DO THIS
Copy each line of the material below that includes the string "screenshot".

LISTING
****************************************

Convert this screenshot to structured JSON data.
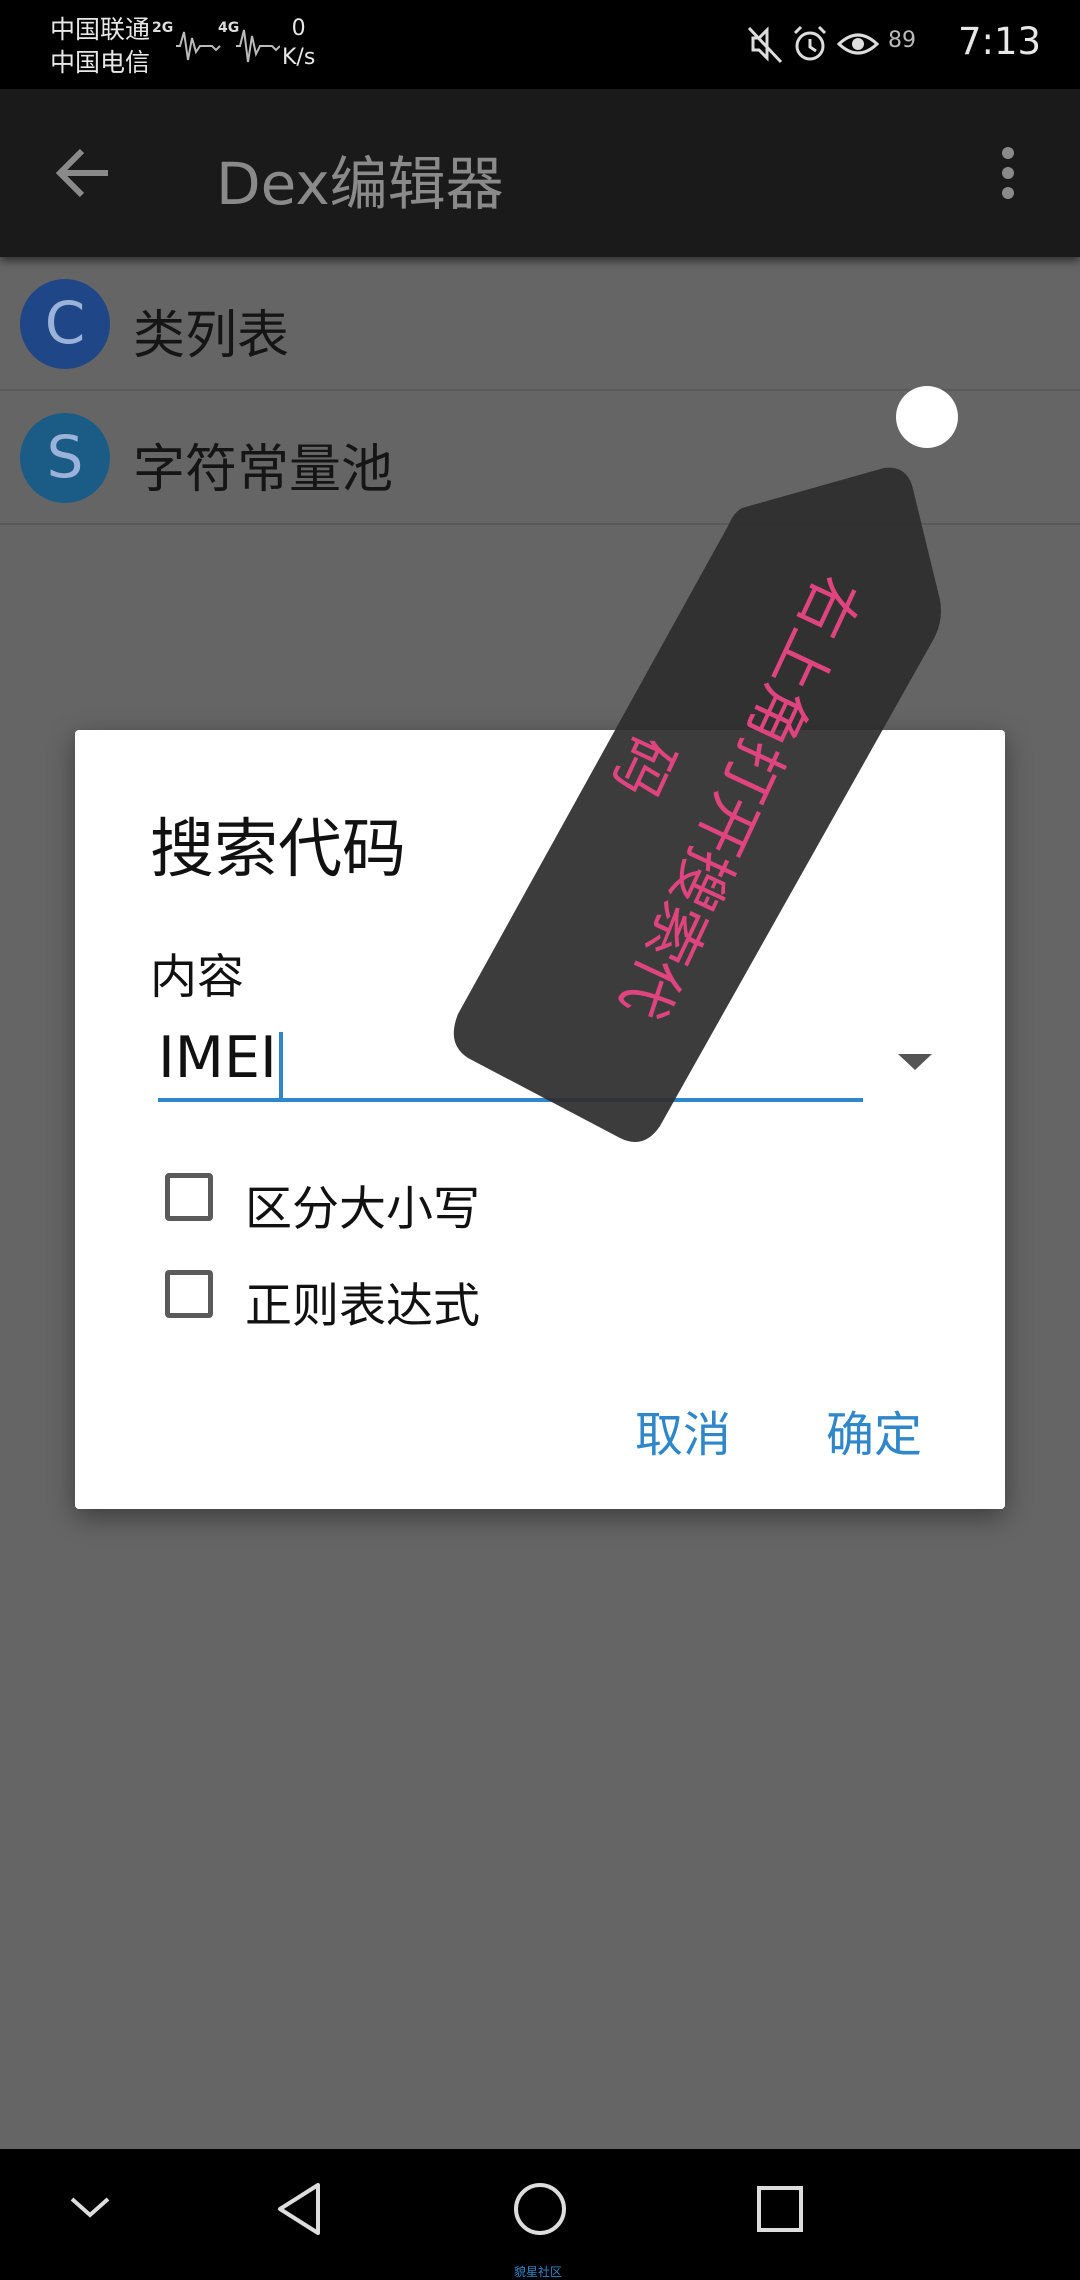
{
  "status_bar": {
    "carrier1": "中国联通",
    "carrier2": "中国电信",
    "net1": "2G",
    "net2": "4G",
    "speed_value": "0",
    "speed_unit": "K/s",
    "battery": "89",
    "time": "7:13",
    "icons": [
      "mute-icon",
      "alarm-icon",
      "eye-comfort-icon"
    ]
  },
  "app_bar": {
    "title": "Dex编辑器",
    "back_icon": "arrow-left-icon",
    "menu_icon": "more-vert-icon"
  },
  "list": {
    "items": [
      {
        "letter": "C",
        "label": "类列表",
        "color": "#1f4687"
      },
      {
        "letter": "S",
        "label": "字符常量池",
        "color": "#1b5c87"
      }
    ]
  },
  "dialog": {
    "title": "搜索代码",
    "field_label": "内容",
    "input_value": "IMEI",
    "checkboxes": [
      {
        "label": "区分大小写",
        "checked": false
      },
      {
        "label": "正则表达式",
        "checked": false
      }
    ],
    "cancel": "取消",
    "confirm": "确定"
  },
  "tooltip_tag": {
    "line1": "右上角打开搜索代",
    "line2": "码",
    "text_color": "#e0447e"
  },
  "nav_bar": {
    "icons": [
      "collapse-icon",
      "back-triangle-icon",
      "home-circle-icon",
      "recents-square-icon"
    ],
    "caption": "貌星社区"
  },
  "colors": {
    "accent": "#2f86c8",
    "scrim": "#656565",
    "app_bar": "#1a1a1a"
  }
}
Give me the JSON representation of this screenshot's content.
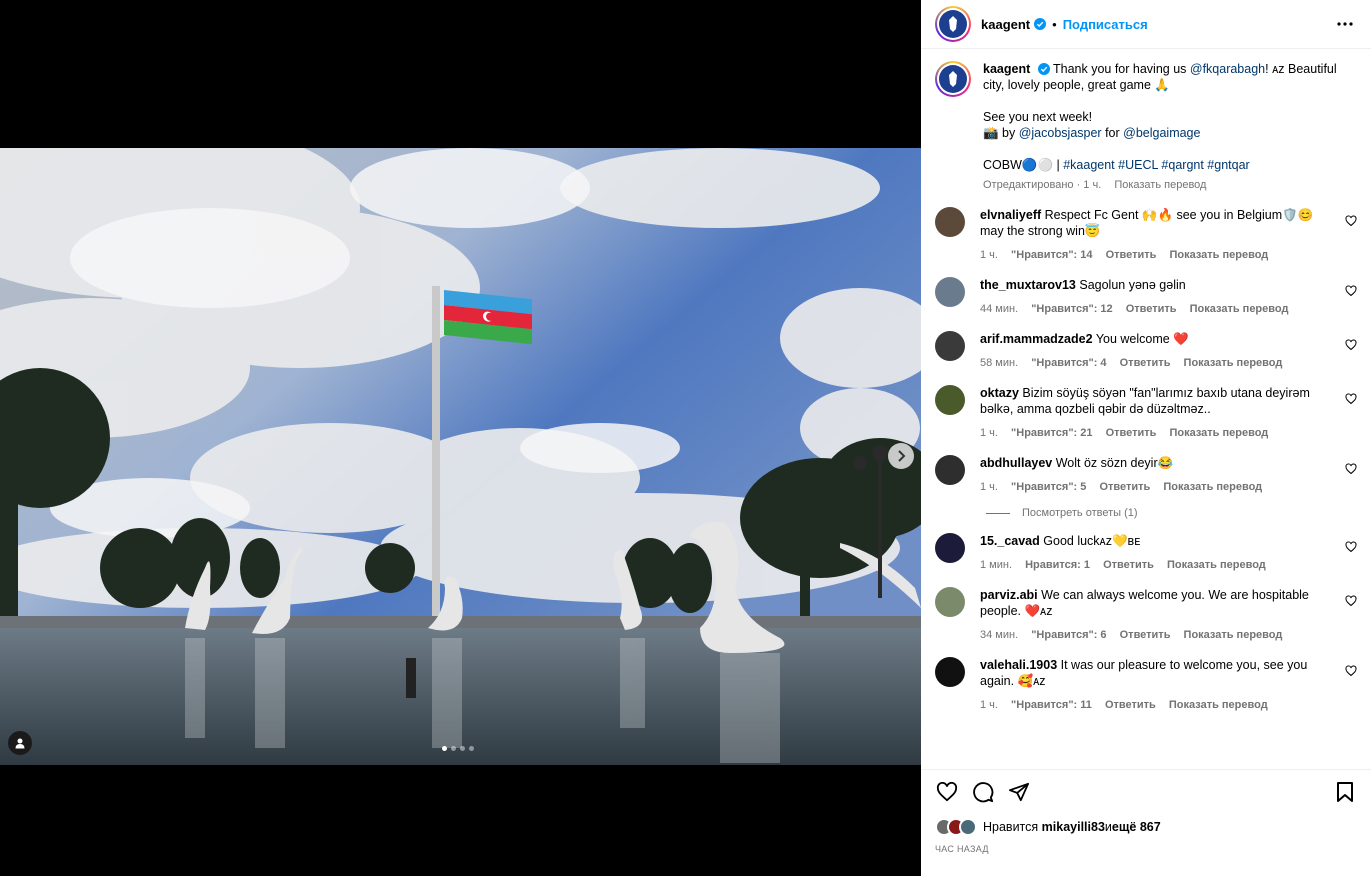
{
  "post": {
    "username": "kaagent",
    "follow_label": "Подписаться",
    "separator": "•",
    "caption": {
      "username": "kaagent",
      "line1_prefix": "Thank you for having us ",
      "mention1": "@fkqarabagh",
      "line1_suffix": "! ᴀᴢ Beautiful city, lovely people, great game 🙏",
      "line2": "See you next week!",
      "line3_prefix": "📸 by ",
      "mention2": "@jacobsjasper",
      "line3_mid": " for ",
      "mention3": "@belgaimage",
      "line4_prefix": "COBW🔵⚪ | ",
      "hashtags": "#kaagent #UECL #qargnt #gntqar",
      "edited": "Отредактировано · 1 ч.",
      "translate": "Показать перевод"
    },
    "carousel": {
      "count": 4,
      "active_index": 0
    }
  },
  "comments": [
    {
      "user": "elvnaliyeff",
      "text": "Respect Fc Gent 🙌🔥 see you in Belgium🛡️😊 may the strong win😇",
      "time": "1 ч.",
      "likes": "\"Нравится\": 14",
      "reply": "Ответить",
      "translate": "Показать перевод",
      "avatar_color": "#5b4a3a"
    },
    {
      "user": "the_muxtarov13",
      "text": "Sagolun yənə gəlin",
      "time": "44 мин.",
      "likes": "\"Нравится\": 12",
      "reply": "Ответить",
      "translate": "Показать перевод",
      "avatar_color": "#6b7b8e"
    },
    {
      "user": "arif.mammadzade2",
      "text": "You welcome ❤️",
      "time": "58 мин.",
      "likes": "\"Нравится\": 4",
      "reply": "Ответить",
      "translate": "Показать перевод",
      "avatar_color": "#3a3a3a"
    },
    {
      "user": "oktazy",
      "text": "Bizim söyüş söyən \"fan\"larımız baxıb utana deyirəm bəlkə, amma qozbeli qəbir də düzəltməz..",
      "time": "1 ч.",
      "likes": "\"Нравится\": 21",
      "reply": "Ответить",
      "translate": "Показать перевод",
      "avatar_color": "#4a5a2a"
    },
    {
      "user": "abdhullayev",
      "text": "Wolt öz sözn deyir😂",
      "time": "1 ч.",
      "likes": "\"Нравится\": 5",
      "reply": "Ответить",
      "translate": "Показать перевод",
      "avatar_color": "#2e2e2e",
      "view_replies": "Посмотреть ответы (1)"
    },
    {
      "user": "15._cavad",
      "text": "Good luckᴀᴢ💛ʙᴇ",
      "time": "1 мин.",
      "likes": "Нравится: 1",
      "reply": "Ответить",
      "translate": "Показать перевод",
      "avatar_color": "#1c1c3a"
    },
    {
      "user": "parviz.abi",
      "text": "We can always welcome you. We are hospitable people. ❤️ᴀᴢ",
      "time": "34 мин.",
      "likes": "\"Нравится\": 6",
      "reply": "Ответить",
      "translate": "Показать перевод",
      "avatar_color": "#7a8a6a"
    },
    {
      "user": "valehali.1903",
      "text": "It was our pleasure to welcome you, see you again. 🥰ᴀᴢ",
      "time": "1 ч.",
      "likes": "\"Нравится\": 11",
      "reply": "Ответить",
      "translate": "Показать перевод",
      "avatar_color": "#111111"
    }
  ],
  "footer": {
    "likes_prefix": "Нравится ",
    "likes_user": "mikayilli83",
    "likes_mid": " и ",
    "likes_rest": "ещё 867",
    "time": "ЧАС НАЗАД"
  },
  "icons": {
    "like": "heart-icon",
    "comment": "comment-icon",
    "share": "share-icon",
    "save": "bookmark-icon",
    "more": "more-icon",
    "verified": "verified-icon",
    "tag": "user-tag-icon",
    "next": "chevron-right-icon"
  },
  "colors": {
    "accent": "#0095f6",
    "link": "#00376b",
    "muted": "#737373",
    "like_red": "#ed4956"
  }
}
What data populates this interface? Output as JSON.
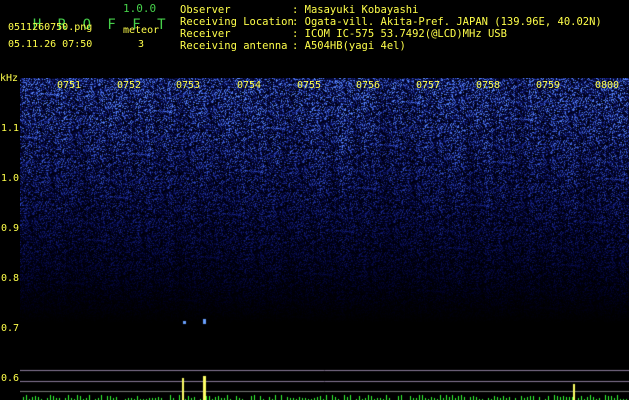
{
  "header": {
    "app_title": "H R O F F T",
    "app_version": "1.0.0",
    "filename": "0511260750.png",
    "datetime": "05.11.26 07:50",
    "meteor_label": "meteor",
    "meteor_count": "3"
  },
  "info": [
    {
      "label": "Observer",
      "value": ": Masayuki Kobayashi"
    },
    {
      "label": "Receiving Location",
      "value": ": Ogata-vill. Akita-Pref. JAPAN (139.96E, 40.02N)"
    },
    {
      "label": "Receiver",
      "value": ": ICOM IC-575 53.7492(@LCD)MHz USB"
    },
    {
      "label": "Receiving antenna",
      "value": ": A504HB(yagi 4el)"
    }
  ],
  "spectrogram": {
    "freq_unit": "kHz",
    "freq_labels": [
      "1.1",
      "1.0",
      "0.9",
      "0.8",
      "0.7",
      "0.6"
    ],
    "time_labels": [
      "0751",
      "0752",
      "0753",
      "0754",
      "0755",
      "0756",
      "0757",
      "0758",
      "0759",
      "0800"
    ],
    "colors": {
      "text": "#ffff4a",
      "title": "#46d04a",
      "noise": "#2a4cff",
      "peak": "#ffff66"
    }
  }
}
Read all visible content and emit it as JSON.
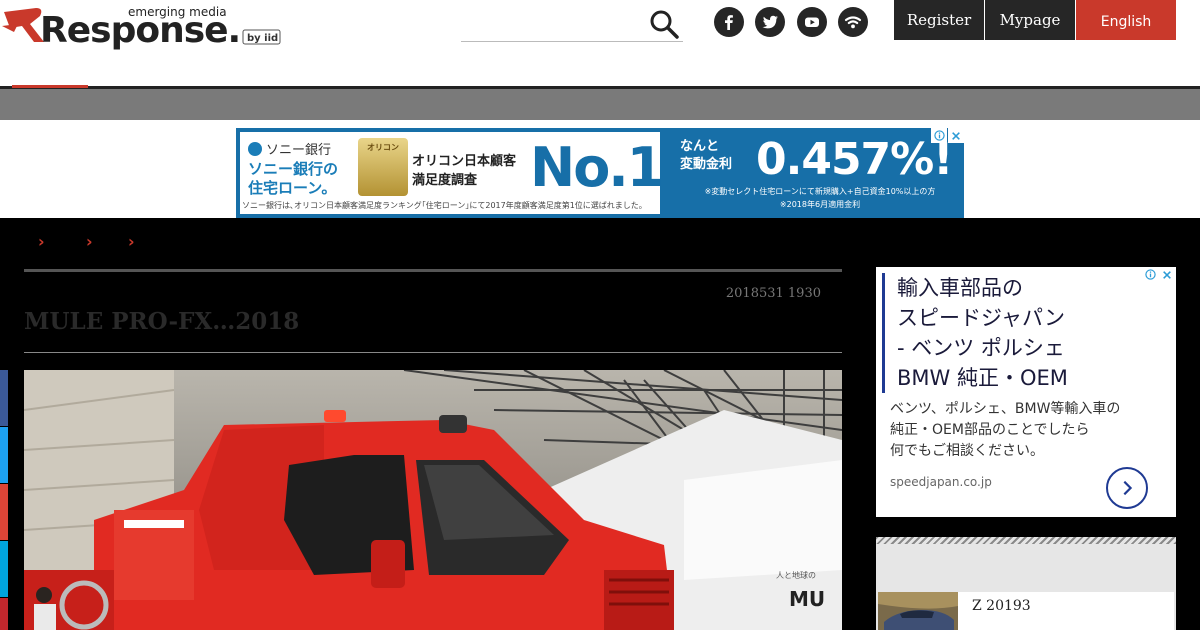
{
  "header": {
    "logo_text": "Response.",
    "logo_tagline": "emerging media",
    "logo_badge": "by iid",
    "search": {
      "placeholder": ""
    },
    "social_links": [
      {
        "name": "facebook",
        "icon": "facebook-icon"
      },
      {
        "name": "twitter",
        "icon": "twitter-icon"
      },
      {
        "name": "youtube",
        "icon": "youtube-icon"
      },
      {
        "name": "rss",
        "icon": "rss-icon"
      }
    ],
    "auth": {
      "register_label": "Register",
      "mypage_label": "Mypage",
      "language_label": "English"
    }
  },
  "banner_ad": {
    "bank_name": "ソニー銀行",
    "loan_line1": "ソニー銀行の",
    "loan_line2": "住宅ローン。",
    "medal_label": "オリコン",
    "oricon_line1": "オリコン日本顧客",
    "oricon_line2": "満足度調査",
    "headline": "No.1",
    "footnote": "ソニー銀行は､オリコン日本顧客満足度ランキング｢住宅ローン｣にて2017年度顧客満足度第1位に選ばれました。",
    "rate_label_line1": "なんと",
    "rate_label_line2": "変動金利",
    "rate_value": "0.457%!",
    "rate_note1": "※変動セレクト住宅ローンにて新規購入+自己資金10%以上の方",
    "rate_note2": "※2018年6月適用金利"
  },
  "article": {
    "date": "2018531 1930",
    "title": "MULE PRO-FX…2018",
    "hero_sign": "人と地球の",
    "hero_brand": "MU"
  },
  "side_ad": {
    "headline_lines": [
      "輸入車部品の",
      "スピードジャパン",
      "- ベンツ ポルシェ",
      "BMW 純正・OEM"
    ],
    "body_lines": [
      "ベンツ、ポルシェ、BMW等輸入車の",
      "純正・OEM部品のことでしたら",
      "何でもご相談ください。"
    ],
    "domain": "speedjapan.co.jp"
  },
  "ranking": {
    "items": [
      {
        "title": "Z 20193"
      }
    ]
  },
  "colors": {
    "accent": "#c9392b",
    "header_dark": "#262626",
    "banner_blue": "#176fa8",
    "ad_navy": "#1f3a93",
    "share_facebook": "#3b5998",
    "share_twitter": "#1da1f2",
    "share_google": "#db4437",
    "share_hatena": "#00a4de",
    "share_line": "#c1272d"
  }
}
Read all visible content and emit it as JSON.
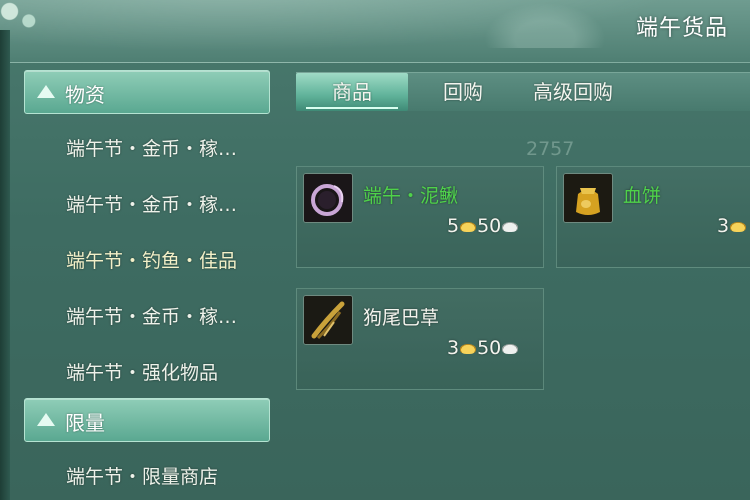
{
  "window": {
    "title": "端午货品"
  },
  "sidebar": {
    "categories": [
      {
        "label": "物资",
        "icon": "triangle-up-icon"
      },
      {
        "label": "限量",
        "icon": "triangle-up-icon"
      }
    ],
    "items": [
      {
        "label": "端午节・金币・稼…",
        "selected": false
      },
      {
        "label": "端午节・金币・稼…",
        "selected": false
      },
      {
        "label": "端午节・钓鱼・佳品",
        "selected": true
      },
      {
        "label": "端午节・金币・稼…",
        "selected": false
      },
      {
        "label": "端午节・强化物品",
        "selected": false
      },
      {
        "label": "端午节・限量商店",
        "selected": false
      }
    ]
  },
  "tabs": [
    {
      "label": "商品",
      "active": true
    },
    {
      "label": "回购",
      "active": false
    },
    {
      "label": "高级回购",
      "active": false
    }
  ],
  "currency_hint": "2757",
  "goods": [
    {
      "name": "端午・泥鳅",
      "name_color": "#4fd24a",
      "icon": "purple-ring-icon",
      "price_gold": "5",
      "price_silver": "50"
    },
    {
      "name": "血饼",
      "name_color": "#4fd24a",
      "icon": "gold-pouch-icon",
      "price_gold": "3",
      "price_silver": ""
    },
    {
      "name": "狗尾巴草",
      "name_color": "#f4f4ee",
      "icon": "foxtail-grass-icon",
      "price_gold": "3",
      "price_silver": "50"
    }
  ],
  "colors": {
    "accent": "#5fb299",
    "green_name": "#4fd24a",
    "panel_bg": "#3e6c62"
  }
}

****************************************

RESULT OF THE EXERCISE
Convert this screenshot to structured JSON data.
Give me the JSON representation of this screenshot's content.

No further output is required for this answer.